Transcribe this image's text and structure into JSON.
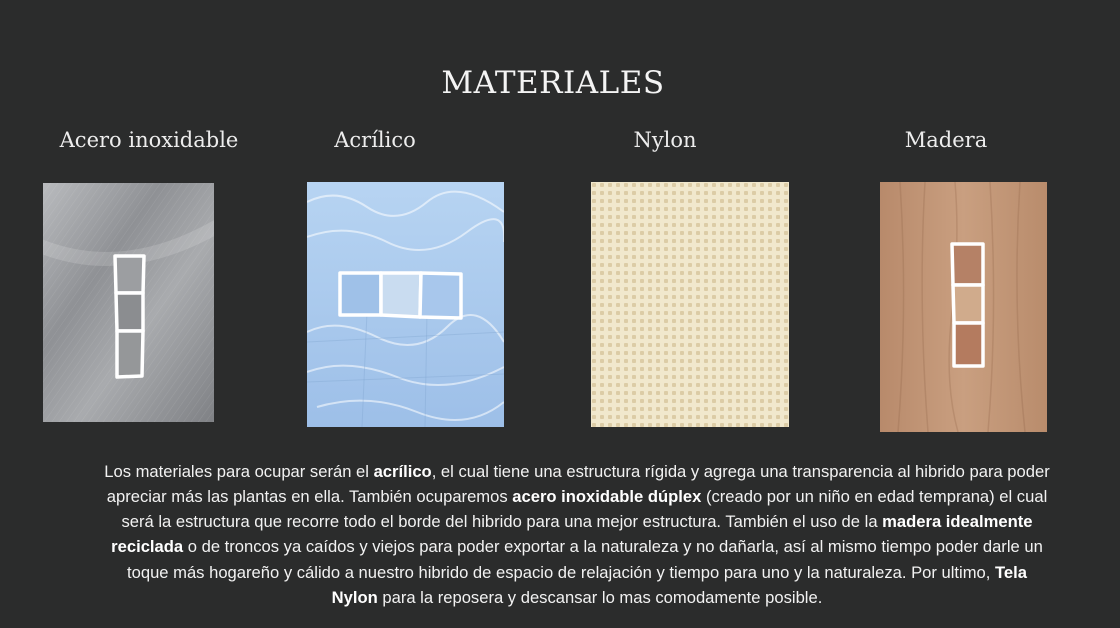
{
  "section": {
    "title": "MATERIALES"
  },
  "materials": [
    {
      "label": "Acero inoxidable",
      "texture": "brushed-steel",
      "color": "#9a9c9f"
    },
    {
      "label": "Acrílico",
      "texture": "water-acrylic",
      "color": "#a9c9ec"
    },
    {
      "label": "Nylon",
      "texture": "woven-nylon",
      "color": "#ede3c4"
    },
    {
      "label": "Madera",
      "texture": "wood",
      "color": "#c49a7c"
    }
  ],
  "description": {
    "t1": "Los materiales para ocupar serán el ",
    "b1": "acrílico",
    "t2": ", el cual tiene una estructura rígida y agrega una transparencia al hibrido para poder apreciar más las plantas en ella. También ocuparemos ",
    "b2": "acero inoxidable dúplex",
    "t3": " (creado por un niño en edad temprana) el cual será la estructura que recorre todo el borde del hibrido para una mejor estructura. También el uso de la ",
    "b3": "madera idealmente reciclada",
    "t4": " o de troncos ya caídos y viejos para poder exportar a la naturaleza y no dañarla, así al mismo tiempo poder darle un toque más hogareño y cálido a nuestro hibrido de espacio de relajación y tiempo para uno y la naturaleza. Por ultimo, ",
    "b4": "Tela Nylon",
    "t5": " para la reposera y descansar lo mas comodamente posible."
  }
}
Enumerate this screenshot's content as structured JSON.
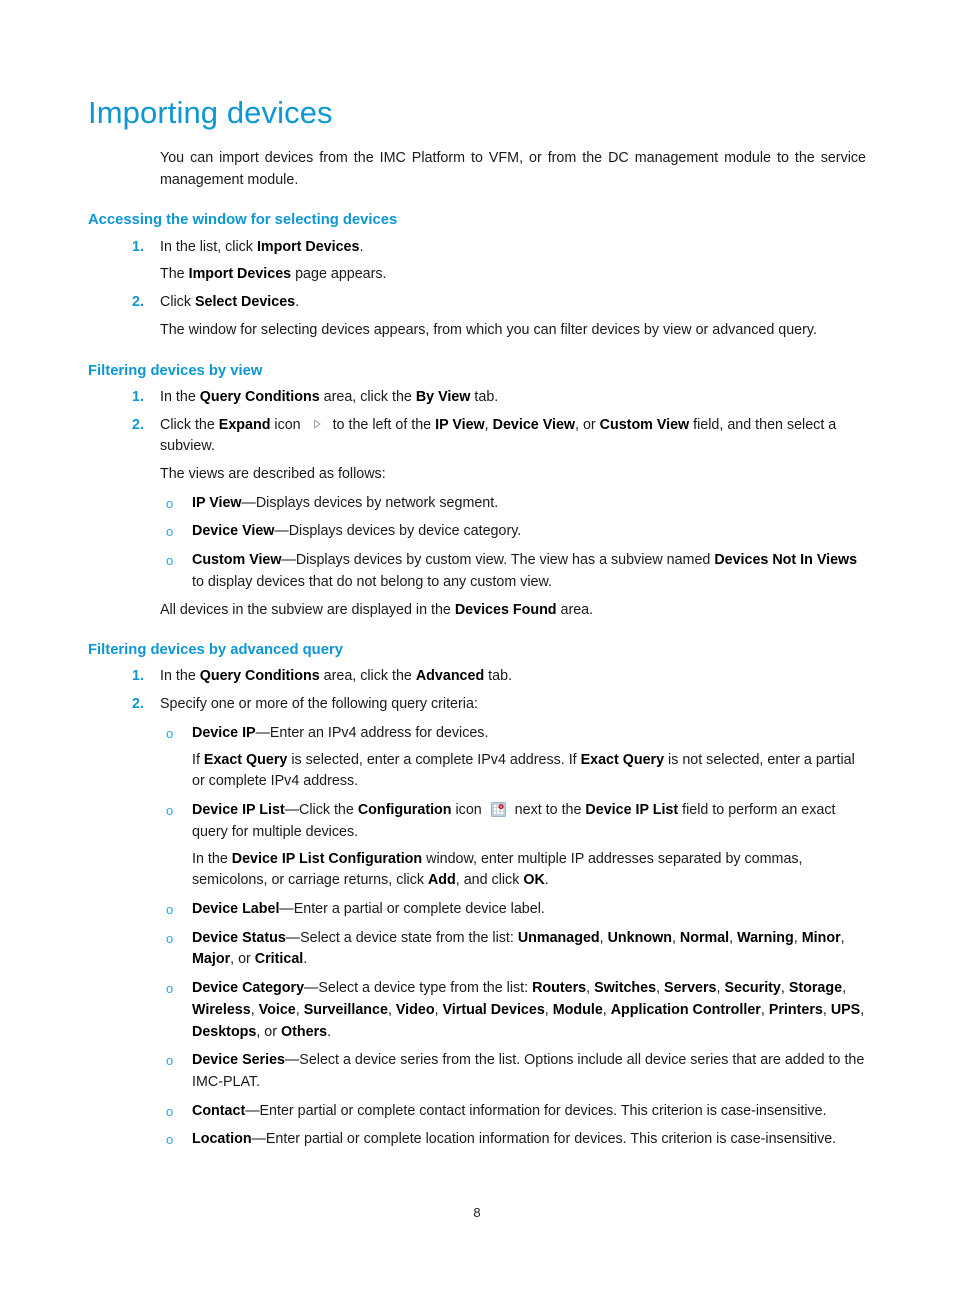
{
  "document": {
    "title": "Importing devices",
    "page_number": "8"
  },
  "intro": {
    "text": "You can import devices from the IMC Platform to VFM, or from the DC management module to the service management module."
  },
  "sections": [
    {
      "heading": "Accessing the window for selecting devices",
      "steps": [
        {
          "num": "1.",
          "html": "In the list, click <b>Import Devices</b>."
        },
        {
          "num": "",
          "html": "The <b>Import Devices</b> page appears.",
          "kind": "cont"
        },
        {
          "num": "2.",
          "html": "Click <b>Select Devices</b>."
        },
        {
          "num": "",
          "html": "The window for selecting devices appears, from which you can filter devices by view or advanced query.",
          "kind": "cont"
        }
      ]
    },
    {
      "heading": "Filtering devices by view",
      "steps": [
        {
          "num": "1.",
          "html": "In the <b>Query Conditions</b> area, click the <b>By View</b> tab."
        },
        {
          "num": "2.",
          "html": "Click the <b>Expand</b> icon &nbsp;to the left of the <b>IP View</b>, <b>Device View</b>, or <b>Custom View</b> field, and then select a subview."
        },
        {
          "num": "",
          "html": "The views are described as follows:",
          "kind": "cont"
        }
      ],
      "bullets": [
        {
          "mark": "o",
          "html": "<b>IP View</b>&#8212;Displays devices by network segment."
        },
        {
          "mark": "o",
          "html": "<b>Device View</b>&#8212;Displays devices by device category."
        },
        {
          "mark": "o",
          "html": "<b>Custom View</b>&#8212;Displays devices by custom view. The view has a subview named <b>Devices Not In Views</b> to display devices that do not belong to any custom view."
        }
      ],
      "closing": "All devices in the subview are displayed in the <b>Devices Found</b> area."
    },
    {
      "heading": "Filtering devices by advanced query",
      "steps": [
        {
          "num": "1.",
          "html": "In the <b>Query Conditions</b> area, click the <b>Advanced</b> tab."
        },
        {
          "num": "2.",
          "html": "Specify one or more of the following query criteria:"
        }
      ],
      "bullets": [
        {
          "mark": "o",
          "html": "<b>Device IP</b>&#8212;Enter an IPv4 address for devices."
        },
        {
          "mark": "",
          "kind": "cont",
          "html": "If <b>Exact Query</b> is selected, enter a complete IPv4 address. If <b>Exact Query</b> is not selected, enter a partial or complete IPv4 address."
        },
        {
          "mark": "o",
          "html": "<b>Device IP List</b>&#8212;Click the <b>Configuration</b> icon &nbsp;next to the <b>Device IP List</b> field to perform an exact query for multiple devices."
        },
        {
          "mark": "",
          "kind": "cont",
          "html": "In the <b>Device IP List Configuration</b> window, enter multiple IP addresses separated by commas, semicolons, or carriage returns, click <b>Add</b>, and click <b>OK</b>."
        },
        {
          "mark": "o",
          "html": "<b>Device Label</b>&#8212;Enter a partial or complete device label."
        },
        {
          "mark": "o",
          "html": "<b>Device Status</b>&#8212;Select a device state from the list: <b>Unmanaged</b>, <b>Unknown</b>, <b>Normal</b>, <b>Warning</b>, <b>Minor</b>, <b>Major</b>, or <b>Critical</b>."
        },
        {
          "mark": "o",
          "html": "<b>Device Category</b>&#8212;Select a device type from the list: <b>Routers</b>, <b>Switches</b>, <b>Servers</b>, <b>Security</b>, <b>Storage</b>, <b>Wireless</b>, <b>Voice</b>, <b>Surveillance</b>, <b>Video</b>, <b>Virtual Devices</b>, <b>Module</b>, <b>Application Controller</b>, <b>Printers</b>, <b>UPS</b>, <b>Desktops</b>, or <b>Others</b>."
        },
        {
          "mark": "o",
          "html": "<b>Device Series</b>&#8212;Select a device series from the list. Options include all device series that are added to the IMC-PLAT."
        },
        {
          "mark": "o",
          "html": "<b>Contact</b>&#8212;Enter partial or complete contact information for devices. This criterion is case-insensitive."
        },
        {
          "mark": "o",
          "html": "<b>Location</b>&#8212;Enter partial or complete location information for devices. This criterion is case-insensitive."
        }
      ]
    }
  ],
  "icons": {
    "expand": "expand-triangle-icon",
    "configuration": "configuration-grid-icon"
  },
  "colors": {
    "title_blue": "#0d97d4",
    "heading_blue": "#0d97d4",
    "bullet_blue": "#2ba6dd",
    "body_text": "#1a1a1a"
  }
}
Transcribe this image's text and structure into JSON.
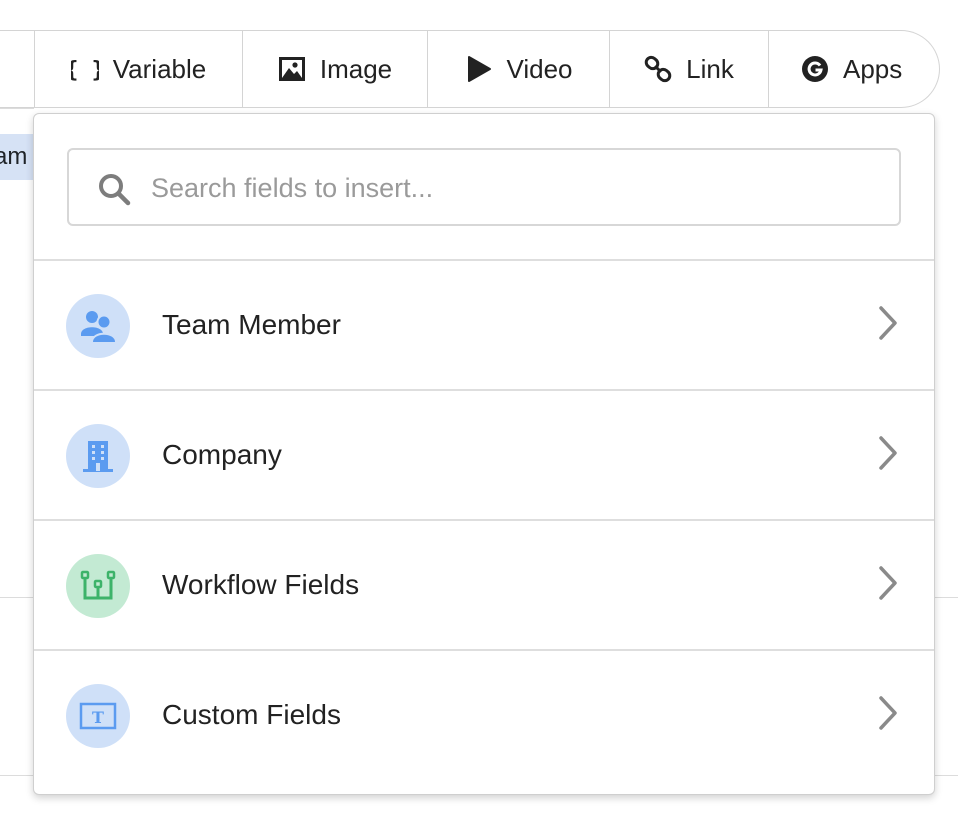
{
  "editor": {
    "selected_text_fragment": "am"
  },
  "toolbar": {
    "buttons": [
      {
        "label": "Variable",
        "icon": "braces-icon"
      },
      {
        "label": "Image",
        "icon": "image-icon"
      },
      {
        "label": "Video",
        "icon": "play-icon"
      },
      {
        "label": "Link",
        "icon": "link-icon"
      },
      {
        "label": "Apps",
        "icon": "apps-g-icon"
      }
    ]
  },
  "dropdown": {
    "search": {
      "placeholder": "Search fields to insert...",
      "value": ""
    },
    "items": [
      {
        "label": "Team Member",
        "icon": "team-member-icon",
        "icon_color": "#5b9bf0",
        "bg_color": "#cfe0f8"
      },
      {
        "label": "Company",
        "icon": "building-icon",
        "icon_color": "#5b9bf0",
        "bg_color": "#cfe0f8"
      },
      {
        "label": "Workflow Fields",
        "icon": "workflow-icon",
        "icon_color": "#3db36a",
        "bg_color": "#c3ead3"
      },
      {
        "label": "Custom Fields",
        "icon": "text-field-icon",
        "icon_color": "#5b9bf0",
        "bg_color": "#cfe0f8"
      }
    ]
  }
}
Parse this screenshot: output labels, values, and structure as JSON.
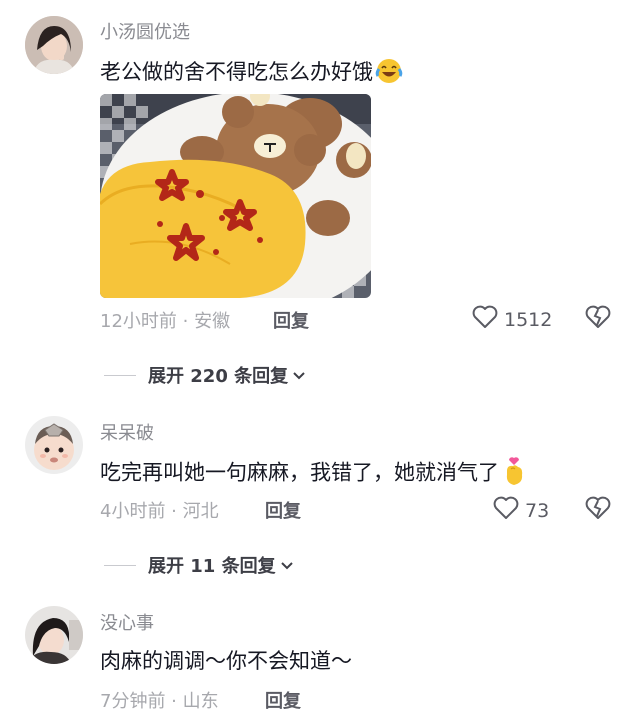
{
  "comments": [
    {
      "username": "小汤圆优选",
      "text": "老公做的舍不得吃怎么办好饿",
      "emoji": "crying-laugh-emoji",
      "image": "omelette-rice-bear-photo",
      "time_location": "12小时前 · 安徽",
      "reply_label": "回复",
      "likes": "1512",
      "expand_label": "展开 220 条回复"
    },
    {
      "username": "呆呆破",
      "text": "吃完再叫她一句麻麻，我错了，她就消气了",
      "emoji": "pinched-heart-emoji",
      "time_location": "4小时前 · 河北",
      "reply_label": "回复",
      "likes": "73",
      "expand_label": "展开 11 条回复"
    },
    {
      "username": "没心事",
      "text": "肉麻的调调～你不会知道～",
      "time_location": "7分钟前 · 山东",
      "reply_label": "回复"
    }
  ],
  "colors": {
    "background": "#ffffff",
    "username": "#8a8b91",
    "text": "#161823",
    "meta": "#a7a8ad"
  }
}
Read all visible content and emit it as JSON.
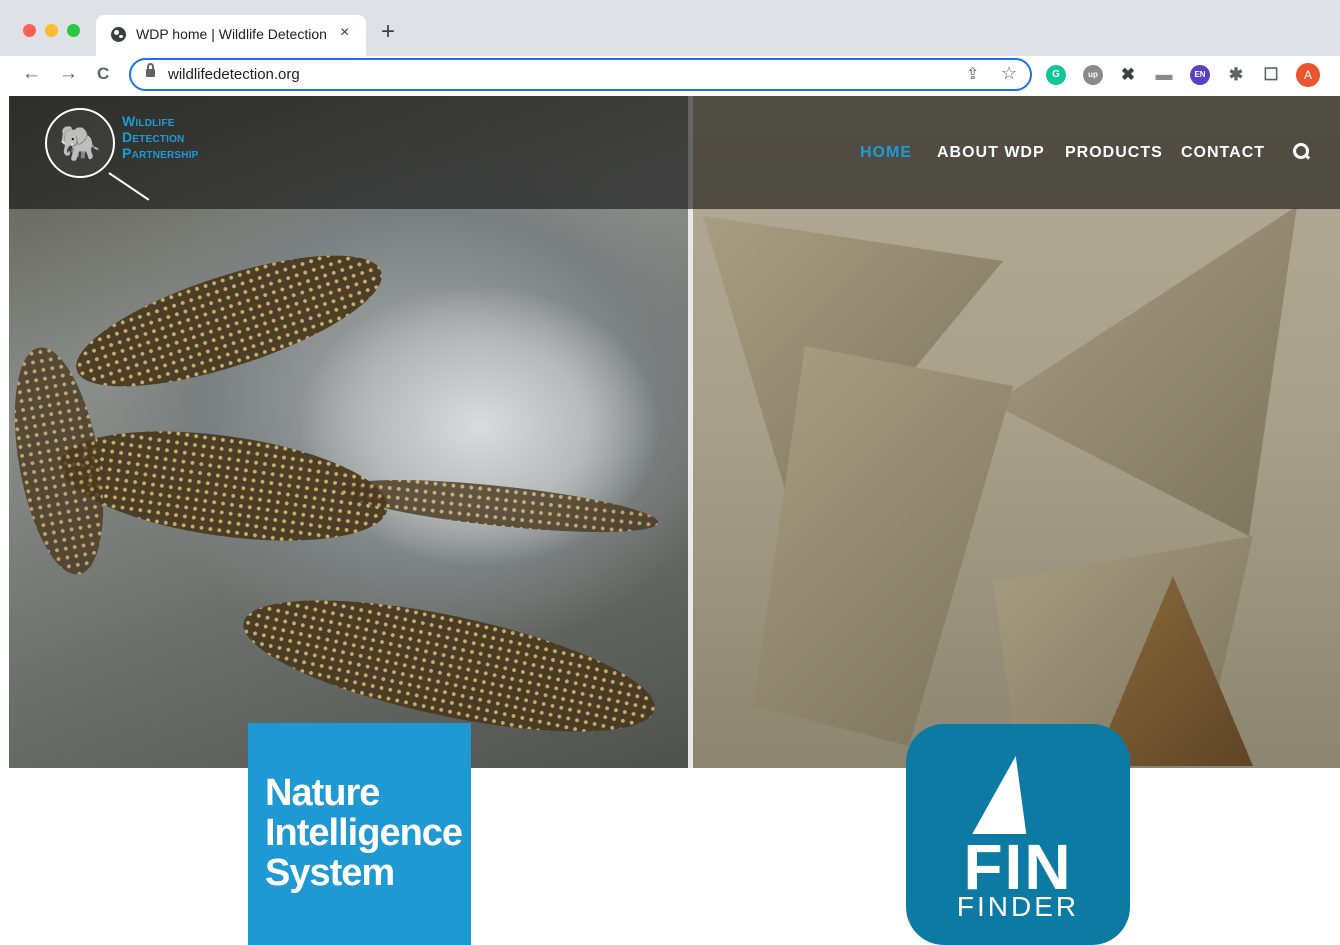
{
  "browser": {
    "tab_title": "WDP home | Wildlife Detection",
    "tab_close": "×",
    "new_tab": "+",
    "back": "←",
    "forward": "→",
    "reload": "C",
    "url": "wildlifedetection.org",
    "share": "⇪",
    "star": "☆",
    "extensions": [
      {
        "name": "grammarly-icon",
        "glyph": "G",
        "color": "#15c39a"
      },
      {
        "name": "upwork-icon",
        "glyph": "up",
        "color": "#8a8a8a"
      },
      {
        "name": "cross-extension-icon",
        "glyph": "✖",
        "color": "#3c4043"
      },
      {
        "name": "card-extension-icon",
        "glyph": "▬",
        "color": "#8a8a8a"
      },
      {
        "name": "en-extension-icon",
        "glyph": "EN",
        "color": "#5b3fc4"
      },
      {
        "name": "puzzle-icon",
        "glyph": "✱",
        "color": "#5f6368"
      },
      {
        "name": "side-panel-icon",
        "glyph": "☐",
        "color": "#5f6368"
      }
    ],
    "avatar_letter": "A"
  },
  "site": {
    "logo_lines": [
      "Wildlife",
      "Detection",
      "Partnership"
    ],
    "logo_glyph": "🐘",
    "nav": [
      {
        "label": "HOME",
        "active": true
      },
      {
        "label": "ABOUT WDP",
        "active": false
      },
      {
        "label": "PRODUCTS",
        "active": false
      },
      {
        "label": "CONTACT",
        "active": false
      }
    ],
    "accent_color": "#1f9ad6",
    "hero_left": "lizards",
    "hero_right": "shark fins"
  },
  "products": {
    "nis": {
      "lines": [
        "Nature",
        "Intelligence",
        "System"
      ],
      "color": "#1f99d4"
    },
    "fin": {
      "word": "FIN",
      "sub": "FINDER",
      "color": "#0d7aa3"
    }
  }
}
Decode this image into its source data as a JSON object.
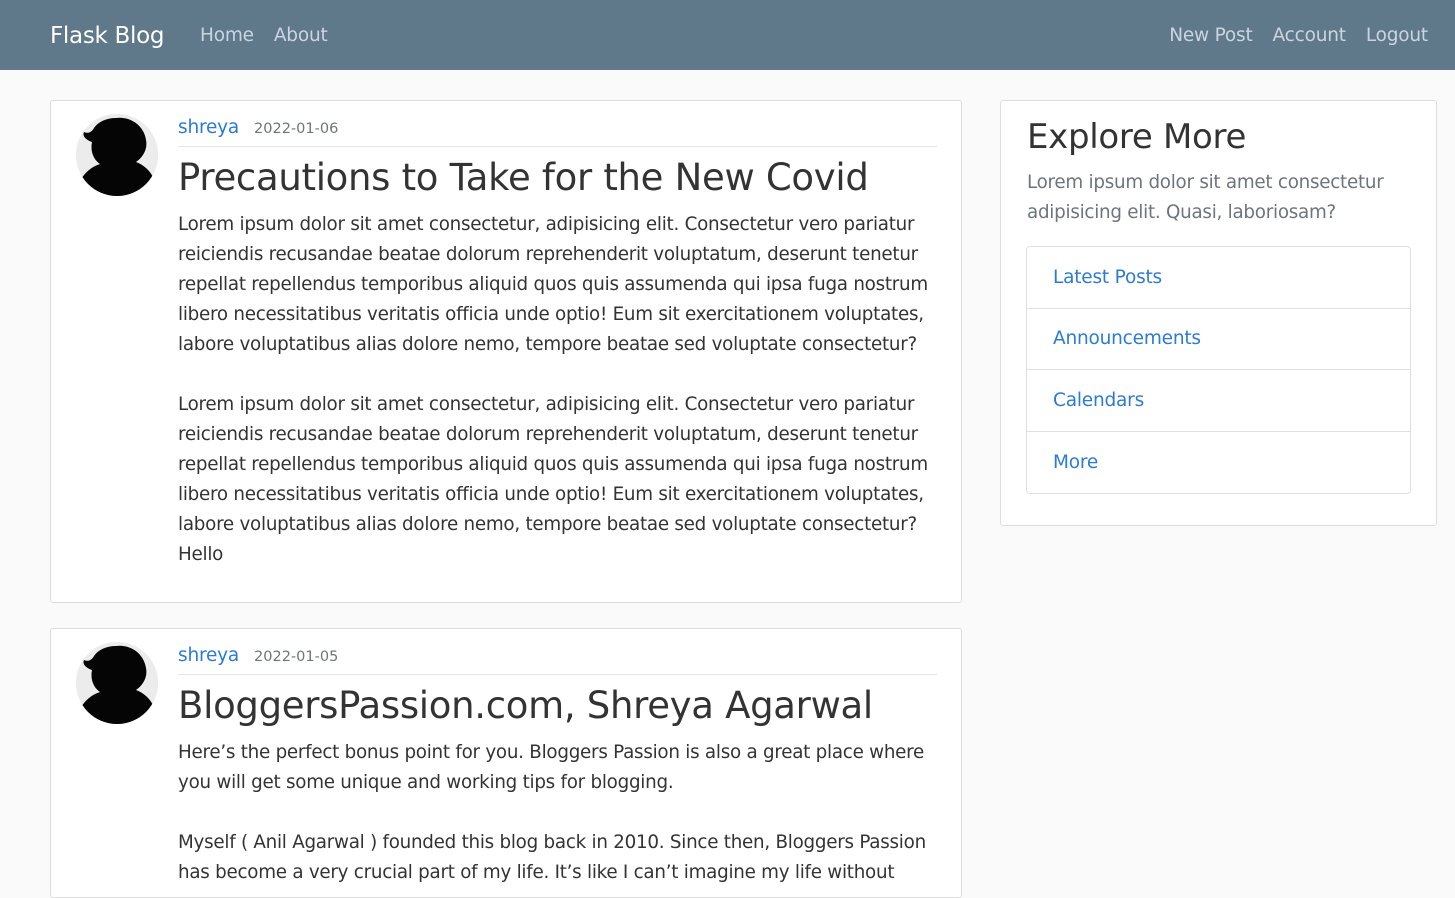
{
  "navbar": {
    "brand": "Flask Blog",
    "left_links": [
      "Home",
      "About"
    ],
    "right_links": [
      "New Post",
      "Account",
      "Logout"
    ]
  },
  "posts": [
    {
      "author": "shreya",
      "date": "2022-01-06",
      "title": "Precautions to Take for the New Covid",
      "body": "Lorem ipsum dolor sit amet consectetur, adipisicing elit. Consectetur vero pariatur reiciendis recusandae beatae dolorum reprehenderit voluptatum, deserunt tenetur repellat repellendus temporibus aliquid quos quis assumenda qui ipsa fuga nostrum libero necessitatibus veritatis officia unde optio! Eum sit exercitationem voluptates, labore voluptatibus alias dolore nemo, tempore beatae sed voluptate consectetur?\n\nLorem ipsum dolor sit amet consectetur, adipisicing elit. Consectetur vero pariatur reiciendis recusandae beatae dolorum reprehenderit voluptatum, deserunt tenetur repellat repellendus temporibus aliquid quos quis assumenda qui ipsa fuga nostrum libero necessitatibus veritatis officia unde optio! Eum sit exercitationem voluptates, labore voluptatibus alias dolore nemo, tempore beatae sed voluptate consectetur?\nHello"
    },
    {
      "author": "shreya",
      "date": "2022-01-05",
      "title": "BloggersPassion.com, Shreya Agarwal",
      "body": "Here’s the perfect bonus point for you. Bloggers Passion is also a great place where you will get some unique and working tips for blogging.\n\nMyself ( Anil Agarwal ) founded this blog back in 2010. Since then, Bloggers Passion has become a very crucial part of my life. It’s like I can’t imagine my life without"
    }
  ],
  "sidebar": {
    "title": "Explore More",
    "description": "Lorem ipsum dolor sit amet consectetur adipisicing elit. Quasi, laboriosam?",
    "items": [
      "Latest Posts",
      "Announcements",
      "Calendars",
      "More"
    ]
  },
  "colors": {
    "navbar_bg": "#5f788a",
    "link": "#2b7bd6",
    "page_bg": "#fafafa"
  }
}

Written task >> Looking at the data above, show all lines where the word "nbsp" occurs.

Written reply >>
          "html": "Click the <b>Expand</b> icon &nbsp;to the left of the <b>IP View</b>, <b>Device View</b>, or <b>Custom View</b> field, and then select a subview."
          "html": "<b>Device IP List</b>&#8212;Click the <b>Configuration</b> icon &nbsp;next to the <b>Device IP List</b> field to perform an exact query for multiple devices."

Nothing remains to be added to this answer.